**EXERCISE:** With the line containing "What data populates" as the first line and the last line of the records as the final one, reproduce that range exactly.

**DATA LINES:**
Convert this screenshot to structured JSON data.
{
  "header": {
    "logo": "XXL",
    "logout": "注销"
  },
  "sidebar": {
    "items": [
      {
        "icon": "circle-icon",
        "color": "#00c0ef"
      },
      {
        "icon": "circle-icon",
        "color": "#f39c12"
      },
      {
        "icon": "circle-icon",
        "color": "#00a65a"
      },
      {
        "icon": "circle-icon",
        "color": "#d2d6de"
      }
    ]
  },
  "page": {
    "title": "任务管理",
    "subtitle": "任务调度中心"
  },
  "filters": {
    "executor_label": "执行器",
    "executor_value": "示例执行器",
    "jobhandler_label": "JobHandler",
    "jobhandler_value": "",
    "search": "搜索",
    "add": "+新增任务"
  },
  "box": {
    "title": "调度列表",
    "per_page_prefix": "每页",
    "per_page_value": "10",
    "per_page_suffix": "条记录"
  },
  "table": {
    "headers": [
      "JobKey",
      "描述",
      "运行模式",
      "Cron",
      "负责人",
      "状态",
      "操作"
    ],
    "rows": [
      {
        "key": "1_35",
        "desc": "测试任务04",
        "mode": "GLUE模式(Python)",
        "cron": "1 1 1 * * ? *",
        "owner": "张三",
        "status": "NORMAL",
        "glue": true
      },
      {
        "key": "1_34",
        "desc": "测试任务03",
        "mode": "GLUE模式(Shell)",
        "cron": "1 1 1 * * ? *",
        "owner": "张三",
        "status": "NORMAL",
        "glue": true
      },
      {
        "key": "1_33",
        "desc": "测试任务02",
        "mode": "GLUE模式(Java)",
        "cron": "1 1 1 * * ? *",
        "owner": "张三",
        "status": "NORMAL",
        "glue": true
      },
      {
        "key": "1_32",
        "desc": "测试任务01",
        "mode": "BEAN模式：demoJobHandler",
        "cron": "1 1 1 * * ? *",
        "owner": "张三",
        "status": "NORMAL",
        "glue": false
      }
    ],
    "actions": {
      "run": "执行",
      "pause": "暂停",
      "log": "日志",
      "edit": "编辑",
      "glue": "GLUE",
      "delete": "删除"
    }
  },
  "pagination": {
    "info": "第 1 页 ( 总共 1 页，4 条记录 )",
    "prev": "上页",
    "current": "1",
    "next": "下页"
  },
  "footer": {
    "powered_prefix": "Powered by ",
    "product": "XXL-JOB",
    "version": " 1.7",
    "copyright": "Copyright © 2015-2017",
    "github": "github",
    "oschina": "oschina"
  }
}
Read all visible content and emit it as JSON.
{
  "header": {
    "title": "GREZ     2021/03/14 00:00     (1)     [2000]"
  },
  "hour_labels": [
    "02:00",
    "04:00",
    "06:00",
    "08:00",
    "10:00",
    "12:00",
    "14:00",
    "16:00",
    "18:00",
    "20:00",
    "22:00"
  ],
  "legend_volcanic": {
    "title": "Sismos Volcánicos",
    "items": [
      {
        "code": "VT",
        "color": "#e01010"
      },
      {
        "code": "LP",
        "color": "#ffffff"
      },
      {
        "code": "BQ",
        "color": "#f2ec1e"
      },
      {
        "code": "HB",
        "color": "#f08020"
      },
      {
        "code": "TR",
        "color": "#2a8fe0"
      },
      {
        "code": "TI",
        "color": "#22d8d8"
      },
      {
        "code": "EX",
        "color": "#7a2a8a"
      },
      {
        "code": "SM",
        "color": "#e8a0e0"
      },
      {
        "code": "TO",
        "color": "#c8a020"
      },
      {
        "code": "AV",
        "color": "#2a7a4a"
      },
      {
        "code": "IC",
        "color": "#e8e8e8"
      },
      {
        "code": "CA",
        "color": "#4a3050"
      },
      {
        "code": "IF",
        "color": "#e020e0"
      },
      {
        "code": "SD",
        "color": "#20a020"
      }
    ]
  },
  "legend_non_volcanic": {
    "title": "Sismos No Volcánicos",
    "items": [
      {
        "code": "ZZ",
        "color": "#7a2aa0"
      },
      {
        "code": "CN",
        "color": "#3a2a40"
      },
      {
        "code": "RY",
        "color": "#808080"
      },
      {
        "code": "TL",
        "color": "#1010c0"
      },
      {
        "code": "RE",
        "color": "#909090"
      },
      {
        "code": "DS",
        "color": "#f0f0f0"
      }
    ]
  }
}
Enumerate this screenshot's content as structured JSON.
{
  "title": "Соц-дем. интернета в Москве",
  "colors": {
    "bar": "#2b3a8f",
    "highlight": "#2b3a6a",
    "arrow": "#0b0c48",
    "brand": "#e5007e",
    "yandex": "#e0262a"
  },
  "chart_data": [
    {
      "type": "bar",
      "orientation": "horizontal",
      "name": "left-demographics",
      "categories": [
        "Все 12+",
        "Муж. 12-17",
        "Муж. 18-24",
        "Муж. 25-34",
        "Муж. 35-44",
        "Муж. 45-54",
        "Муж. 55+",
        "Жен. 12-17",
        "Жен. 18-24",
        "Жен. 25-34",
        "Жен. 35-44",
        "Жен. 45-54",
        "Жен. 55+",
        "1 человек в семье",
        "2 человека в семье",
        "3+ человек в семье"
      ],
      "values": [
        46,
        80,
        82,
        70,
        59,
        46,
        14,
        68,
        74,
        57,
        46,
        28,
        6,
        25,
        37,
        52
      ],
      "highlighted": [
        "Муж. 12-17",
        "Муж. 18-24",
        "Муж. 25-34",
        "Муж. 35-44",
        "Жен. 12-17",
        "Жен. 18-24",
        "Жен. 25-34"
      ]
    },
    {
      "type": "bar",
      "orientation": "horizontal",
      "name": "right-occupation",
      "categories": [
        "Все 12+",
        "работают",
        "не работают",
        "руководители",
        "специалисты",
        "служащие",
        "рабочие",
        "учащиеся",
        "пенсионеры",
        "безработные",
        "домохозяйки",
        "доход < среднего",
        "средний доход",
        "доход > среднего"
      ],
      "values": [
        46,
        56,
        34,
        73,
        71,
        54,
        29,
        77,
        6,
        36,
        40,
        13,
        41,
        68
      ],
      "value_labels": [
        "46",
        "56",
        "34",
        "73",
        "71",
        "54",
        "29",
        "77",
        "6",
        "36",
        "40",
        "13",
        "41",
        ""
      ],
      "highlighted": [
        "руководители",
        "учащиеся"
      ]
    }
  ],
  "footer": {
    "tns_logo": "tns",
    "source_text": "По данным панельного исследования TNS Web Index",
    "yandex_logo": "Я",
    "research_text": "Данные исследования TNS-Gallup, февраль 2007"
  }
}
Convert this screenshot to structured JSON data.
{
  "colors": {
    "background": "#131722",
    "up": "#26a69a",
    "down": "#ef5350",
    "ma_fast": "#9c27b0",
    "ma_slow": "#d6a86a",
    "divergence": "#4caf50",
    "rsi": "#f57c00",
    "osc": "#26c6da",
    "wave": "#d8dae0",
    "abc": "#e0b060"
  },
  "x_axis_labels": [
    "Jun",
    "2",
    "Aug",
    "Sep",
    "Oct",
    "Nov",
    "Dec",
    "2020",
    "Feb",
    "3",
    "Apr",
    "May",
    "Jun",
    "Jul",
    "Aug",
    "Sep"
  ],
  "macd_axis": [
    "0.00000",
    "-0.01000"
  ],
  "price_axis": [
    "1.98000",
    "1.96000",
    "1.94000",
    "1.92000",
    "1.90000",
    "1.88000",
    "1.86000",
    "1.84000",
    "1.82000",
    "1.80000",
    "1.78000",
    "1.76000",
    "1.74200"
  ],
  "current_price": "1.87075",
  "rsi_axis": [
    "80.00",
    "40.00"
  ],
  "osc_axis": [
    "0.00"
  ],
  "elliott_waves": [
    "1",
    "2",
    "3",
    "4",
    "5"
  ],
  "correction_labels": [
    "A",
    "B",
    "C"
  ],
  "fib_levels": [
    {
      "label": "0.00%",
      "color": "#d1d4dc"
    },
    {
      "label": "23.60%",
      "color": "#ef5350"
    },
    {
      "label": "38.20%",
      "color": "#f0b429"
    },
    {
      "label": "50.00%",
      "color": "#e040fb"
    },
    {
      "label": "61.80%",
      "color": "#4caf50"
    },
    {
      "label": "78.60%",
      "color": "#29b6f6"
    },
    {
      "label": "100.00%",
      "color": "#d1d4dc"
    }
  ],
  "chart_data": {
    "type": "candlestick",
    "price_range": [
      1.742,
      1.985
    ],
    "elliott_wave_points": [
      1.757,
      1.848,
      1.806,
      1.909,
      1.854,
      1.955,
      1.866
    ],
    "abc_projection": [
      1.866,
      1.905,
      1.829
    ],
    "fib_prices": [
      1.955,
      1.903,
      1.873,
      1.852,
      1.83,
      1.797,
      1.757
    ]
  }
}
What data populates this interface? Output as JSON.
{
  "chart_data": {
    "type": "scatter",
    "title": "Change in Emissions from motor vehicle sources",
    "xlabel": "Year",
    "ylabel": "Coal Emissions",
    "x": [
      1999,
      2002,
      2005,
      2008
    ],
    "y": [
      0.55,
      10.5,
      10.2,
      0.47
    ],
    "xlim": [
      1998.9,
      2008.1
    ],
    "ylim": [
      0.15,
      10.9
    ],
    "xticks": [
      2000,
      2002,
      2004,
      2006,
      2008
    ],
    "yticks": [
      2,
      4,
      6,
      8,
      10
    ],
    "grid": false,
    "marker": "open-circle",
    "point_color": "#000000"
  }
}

**TASK RESULT:**
What data populates this interface? Output as JSON.
{
  "chart_data": {
    "type": "scatter",
    "title": "Change in Emissions from motor vehicle sources",
    "xlabel": "Year",
    "ylabel": "Coal Emissions",
    "x": [
      1999,
      2002,
      2005,
      2008
    ],
    "y": [
      0.55,
      10.5,
      10.2,
      0.47
    ],
    "xlim": [
      1998.9,
      2008.1
    ],
    "ylim": [
      0.15,
      10.9
    ],
    "xticks": [
      2000,
      2002,
      2004,
      2006,
      2008
    ],
    "yticks": [
      2,
      4,
      6,
      8,
      10
    ],
    "grid": false,
    "marker": "open-circle",
    "point_color": "#000000"
  }
}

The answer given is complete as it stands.